• SET EXERCISE:
Could you copy every line from the material below in which "candlestick" appears?

========

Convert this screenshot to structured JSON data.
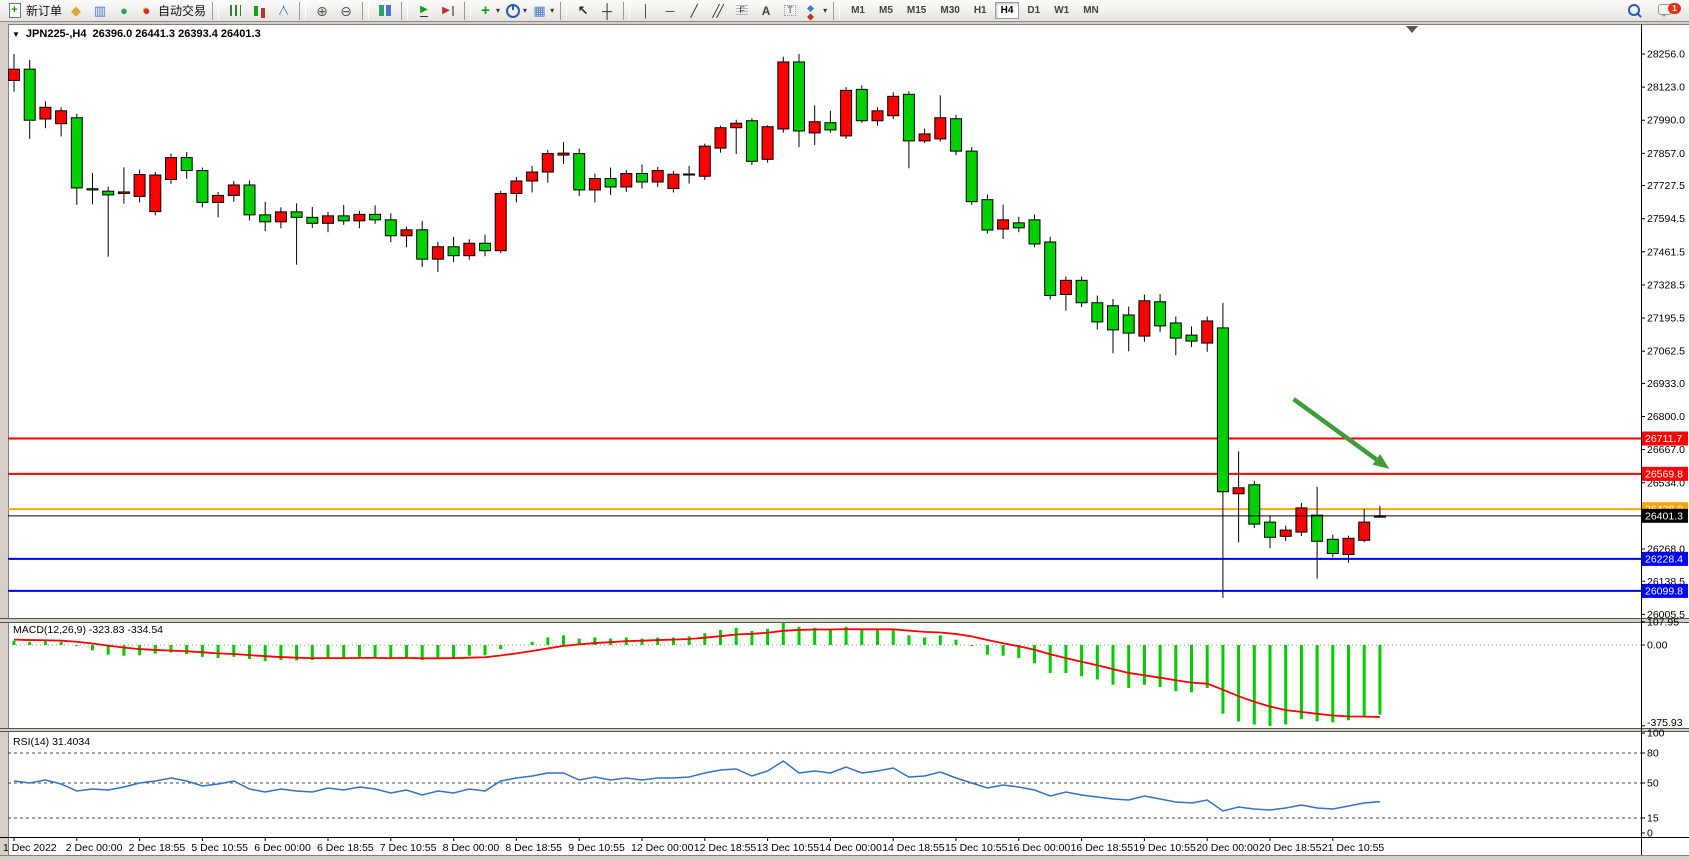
{
  "toolbar": {
    "groups": [
      {
        "items": [
          {
            "icon": "new-order-icon",
            "label": "新订单"
          },
          {
            "icon": "quotes-icon"
          },
          {
            "icon": "market-watch-icon"
          },
          {
            "icon": "navigator-icon"
          },
          {
            "icon": "autotrade-icon",
            "label": "自动交易"
          }
        ]
      },
      {
        "items": [
          {
            "icon": "bar-chart-icon"
          },
          {
            "icon": "candlestick-chart-icon"
          },
          {
            "icon": "line-chart-icon"
          }
        ]
      },
      {
        "items": [
          {
            "icon": "zoom-in-icon"
          },
          {
            "icon": "zoom-out-icon"
          }
        ]
      },
      {
        "items": [
          {
            "icon": "tile-windows-icon"
          }
        ]
      },
      {
        "items": [
          {
            "icon": "auto-scroll-icon"
          },
          {
            "icon": "chart-shift-icon"
          }
        ]
      },
      {
        "items": [
          {
            "icon": "indicators-icon",
            "dropdown": true
          },
          {
            "icon": "periods-icon",
            "dropdown": true
          },
          {
            "icon": "templates-icon",
            "dropdown": true
          }
        ]
      },
      {
        "items": [
          {
            "icon": "cursor-icon"
          },
          {
            "icon": "crosshair-icon"
          }
        ]
      },
      {
        "items": [
          {
            "icon": "vertical-line-icon"
          },
          {
            "icon": "horizontal-line-icon"
          },
          {
            "icon": "trendline-icon"
          },
          {
            "icon": "channel-icon"
          },
          {
            "icon": "fibonacci-icon"
          },
          {
            "icon": "text-icon"
          },
          {
            "icon": "text-label-icon"
          },
          {
            "icon": "arrows-icon",
            "dropdown": true
          }
        ]
      }
    ],
    "timeframes": {
      "options": [
        "M1",
        "M5",
        "M15",
        "M30",
        "H1",
        "H4",
        "D1",
        "W1",
        "MN"
      ],
      "active": "H4"
    },
    "right": [
      {
        "icon": "search-icon"
      },
      {
        "icon": "community-icon",
        "badge": "1"
      }
    ]
  },
  "chart": {
    "title": "JPN225-,H4",
    "ohlc_text": "26396.0 26441.3 26393.4 26401.3"
  },
  "chart_data": {
    "type": "candlestick",
    "symbol": "JPN225-",
    "period": "H4",
    "grid": false,
    "quote_ohlc": [
      26396.0,
      26441.3,
      26393.4,
      26401.3
    ],
    "current_price": 26401.3,
    "price_range_visible": [
      25990,
      28380
    ],
    "bull_color": "#FF0000",
    "bear_color": "#00CF00",
    "price_axis_labels": [
      28256.0,
      28123.0,
      27990.0,
      27857.0,
      27727.5,
      27594.5,
      27461.5,
      27328.5,
      27195.5,
      27062.5,
      26933.0,
      26800.0,
      26667.0,
      26534.0,
      26268.0,
      26138.5,
      26005.5
    ],
    "time_axis_labels": [
      "1 Dec 2022",
      "2 Dec 00:00",
      "2 Dec 18:55",
      "5 Dec 10:55",
      "6 Dec 00:00",
      "6 Dec 18:55",
      "7 Dec 10:55",
      "8 Dec 00:00",
      "8 Dec 18:55",
      "9 Dec 10:55",
      "12 Dec 00:00",
      "12 Dec 18:55",
      "13 Dec 10:55",
      "14 Dec 00:00",
      "14 Dec 18:55",
      "15 Dec 10:55",
      "16 Dec 00:00",
      "16 Dec 18:55",
      "19 Dec 10:55",
      "20 Dec 00:00",
      "20 Dec 18:55",
      "21 Dec 10:55"
    ],
    "bars_per_tick": 4,
    "candles_ohlc": [
      [
        28150,
        28256,
        28105,
        28195
      ],
      [
        28195,
        28232,
        27915,
        27990
      ],
      [
        27995,
        28066,
        27958,
        28042
      ],
      [
        27976,
        28042,
        27925,
        28028
      ],
      [
        28000,
        28016,
        27650,
        27718
      ],
      [
        27715,
        27778,
        27652,
        27710
      ],
      [
        27705,
        27724,
        27442,
        27690
      ],
      [
        27696,
        27801,
        27655,
        27702
      ],
      [
        27684,
        27792,
        27660,
        27772
      ],
      [
        27623,
        27782,
        27608,
        27770
      ],
      [
        27752,
        27856,
        27735,
        27840
      ],
      [
        27840,
        27862,
        27755,
        27788
      ],
      [
        27788,
        27800,
        27640,
        27660
      ],
      [
        27660,
        27702,
        27600,
        27688
      ],
      [
        27688,
        27746,
        27662,
        27730
      ],
      [
        27730,
        27748,
        27588,
        27610
      ],
      [
        27610,
        27662,
        27545,
        27582
      ],
      [
        27582,
        27640,
        27556,
        27622
      ],
      [
        27622,
        27656,
        27410,
        27600
      ],
      [
        27600,
        27642,
        27558,
        27576
      ],
      [
        27576,
        27622,
        27540,
        27606
      ],
      [
        27606,
        27650,
        27570,
        27586
      ],
      [
        27586,
        27626,
        27556,
        27612
      ],
      [
        27612,
        27648,
        27574,
        27590
      ],
      [
        27590,
        27616,
        27500,
        27526
      ],
      [
        27526,
        27562,
        27480,
        27550
      ],
      [
        27550,
        27586,
        27400,
        27432
      ],
      [
        27432,
        27502,
        27380,
        27482
      ],
      [
        27482,
        27522,
        27420,
        27446
      ],
      [
        27446,
        27512,
        27430,
        27496
      ],
      [
        27496,
        27530,
        27444,
        27466
      ],
      [
        27466,
        27706,
        27456,
        27696
      ],
      [
        27696,
        27762,
        27660,
        27746
      ],
      [
        27746,
        27806,
        27700,
        27782
      ],
      [
        27782,
        27870,
        27740,
        27856
      ],
      [
        27850,
        27902,
        27814,
        27858
      ],
      [
        27856,
        27876,
        27686,
        27710
      ],
      [
        27710,
        27776,
        27660,
        27756
      ],
      [
        27756,
        27800,
        27690,
        27722
      ],
      [
        27722,
        27790,
        27702,
        27776
      ],
      [
        27776,
        27812,
        27716,
        27742
      ],
      [
        27742,
        27802,
        27722,
        27788
      ],
      [
        27716,
        27786,
        27700,
        27773
      ],
      [
        27770,
        27806,
        27736,
        27774
      ],
      [
        27765,
        27896,
        27750,
        27886
      ],
      [
        27878,
        27968,
        27860,
        27960
      ],
      [
        27960,
        27992,
        27854,
        27978
      ],
      [
        27988,
        27998,
        27810,
        27825
      ],
      [
        27833,
        27970,
        27820,
        27964
      ],
      [
        27955,
        28245,
        27940,
        28224
      ],
      [
        28224,
        28256,
        27882,
        27947
      ],
      [
        27939,
        28050,
        27890,
        27984
      ],
      [
        27980,
        28028,
        27940,
        27951
      ],
      [
        27927,
        28123,
        27915,
        28110
      ],
      [
        28114,
        28130,
        27980,
        27988
      ],
      [
        27988,
        28042,
        27968,
        28028
      ],
      [
        28008,
        28102,
        27995,
        28086
      ],
      [
        28094,
        28106,
        27797,
        27907
      ],
      [
        27907,
        27956,
        27898,
        27935
      ],
      [
        27915,
        28090,
        27905,
        28000
      ],
      [
        27996,
        28012,
        27850,
        27866
      ],
      [
        27866,
        27882,
        27650,
        27663
      ],
      [
        27671,
        27692,
        27535,
        27549
      ],
      [
        27553,
        27651,
        27513,
        27590
      ],
      [
        27578,
        27602,
        27540,
        27558
      ],
      [
        27590,
        27612,
        27480,
        27493
      ],
      [
        27501,
        27522,
        27270,
        27286
      ],
      [
        27290,
        27362,
        27225,
        27347
      ],
      [
        27347,
        27362,
        27240,
        27257
      ],
      [
        27257,
        27286,
        27150,
        27180
      ],
      [
        27245,
        27272,
        27054,
        27148
      ],
      [
        27208,
        27242,
        27062,
        27135
      ],
      [
        27123,
        27290,
        27100,
        27265
      ],
      [
        27261,
        27292,
        27140,
        27164
      ],
      [
        27176,
        27202,
        27046,
        27115
      ],
      [
        27127,
        27162,
        27080,
        27103
      ],
      [
        27095,
        27202,
        27060,
        27184
      ],
      [
        27156,
        27257,
        26072,
        26498
      ],
      [
        26490,
        26660,
        26295,
        26514
      ],
      [
        26526,
        26542,
        26352,
        26368
      ],
      [
        26376,
        26402,
        26271,
        26315
      ],
      [
        26319,
        26362,
        26300,
        26344
      ],
      [
        26336,
        26453,
        26320,
        26433
      ],
      [
        26404,
        26518,
        26149,
        26299
      ],
      [
        26307,
        26326,
        26235,
        26250
      ],
      [
        26246,
        26322,
        26213,
        26311
      ],
      [
        26303,
        26429,
        26295,
        26376
      ],
      [
        26396,
        26441.3,
        26393.4,
        26401.3
      ]
    ],
    "hlines": [
      {
        "price": 26711.7,
        "color": "#FF0000",
        "label": "26711.7"
      },
      {
        "price": 26569.8,
        "color": "#FF0000",
        "label": "26569.8"
      },
      {
        "price": 26428.0,
        "color": "#FFA500",
        "label": "26428.0"
      },
      {
        "price": 26228.4,
        "color": "#0000FF",
        "label": "26228.4"
      },
      {
        "price": 26099.8,
        "color": "#0000FF",
        "label": "26099.8"
      }
    ],
    "price_line": {
      "price": 26401.3,
      "color": "#000000",
      "label": "26401.3"
    },
    "arrow_annotation": {
      "color": "#3E9C3A",
      "from_bar": 81.5,
      "from_price": 26870,
      "to_bar": 87.6,
      "to_price": 26590
    },
    "macd": {
      "label": "MACD(12,26,9)",
      "values_text": "-323.83 -334.54",
      "macd_value": -323.83,
      "signal_value": -334.54,
      "axis_labels": [
        {
          "text": "107.95",
          "value": 107.95
        },
        {
          "text": "0.00",
          "value": 0
        },
        {
          "text": "-375.93",
          "value": -375.93
        }
      ],
      "histogram_color": "#00CC00",
      "signal_color": "#FF0000",
      "histogram": [
        20,
        15,
        18,
        14,
        -5,
        -25,
        -45,
        -50,
        -48,
        -40,
        -35,
        -42,
        -55,
        -60,
        -55,
        -65,
        -75,
        -70,
        -72,
        -70,
        -62,
        -60,
        -55,
        -58,
        -65,
        -60,
        -70,
        -60,
        -58,
        -50,
        -48,
        -20,
        0,
        15,
        35,
        45,
        30,
        35,
        30,
        35,
        30,
        35,
        35,
        40,
        55,
        70,
        80,
        65,
        75,
        105,
        85,
        80,
        70,
        85,
        70,
        70,
        75,
        45,
        35,
        45,
        25,
        -5,
        -45,
        -50,
        -60,
        -85,
        -130,
        -130,
        -145,
        -160,
        -185,
        -200,
        -185,
        -195,
        -215,
        -220,
        -200,
        -320,
        -355,
        -370,
        -376,
        -370,
        -345,
        -355,
        -360,
        -350,
        -335,
        -323.83
      ],
      "signal": [
        25,
        23,
        22,
        20,
        15,
        7,
        -3,
        -12,
        -19,
        -23,
        -26,
        -29,
        -34,
        -39,
        -42,
        -47,
        -52,
        -56,
        -59,
        -61,
        -61,
        -61,
        -60,
        -60,
        -61,
        -60,
        -62,
        -62,
        -61,
        -59,
        -57,
        -49,
        -39,
        -28,
        -16,
        -4,
        3,
        9,
        13,
        18,
        20,
        23,
        25,
        28,
        34,
        41,
        49,
        52,
        57,
        66,
        70,
        72,
        72,
        74,
        73,
        73,
        73,
        67,
        61,
        58,
        51,
        40,
        23,
        8,
        -6,
        -22,
        -43,
        -61,
        -78,
        -94,
        -112,
        -130,
        -141,
        -152,
        -164,
        -175,
        -180,
        -208,
        -238,
        -264,
        -286,
        -303,
        -311,
        -320,
        -328,
        -332,
        -333,
        -334.54
      ]
    },
    "rsi": {
      "label": "RSI(14)",
      "value": 31.4034,
      "line_color": "#3273C2",
      "axis_labels": [
        100,
        80,
        50,
        15,
        0
      ],
      "dashed_levels": [
        80,
        50,
        15
      ],
      "series": [
        52,
        50,
        53,
        49,
        42,
        44,
        43,
        46,
        50,
        52,
        55,
        52,
        47,
        49,
        52,
        44,
        41,
        44,
        42,
        41,
        45,
        43,
        46,
        44,
        40,
        43,
        38,
        42,
        40,
        44,
        42,
        52,
        55,
        57,
        60,
        60,
        53,
        56,
        53,
        55,
        53,
        55,
        55,
        56,
        60,
        63,
        64,
        57,
        62,
        72,
        60,
        62,
        60,
        66,
        60,
        62,
        65,
        56,
        57,
        61,
        55,
        50,
        45,
        48,
        46,
        43,
        37,
        41,
        38,
        36,
        34,
        33,
        37,
        34,
        31,
        30,
        33,
        22,
        26,
        24,
        23,
        25,
        28,
        25,
        24,
        27,
        30,
        31.4
      ]
    }
  }
}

========

• RESPONSE BELOW:
            "icon": "candlestick-chart-icon"
    "type": "candlestick",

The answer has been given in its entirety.